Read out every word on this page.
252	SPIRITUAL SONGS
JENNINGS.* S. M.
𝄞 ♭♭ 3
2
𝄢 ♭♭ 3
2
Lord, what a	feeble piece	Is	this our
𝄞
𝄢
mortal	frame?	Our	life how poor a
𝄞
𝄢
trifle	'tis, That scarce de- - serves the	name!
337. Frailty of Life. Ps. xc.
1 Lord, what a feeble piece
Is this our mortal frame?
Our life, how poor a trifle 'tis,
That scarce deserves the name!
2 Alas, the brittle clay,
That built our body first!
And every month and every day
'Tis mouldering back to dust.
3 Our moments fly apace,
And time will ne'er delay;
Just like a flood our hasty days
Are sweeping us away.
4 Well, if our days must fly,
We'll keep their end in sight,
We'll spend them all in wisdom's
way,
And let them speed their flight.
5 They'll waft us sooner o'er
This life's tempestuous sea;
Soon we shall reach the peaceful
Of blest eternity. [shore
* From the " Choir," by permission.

----

Repeat the data above, word for word.

Read out every word on this page.
252	SPIRITUAL SONGS
JENNINGS.* S. M.
𝄞 ♭♭ 3
2
𝄢 ♭♭ 3
2
Lord, what a	feeble piece	Is	this our
𝄞
𝄢
mortal	frame?	Our	life how poor a
𝄞
𝄢
trifle	'tis, That scarce de- - serves the	name!
337. Frailty of Life. Ps. xc.
1 Lord, what a feeble piece
Is this our mortal frame?
Our life, how poor a trifle 'tis,
That scarce deserves the name!
2 Alas, the brittle clay,
That built our body first!
And every month and every day
'Tis mouldering back to dust.
3 Our moments fly apace,
And time will ne'er delay;
Just like a flood our hasty days
Are sweeping us away.
4 Well, if our days must fly,
We'll keep their end in sight,
We'll spend them all in wisdom's
way,
And let them speed their flight.
5 They'll waft us sooner o'er
This life's tempestuous sea;
Soon we shall reach the peaceful
Of blest eternity. [shore
* From the " Choir," by permission.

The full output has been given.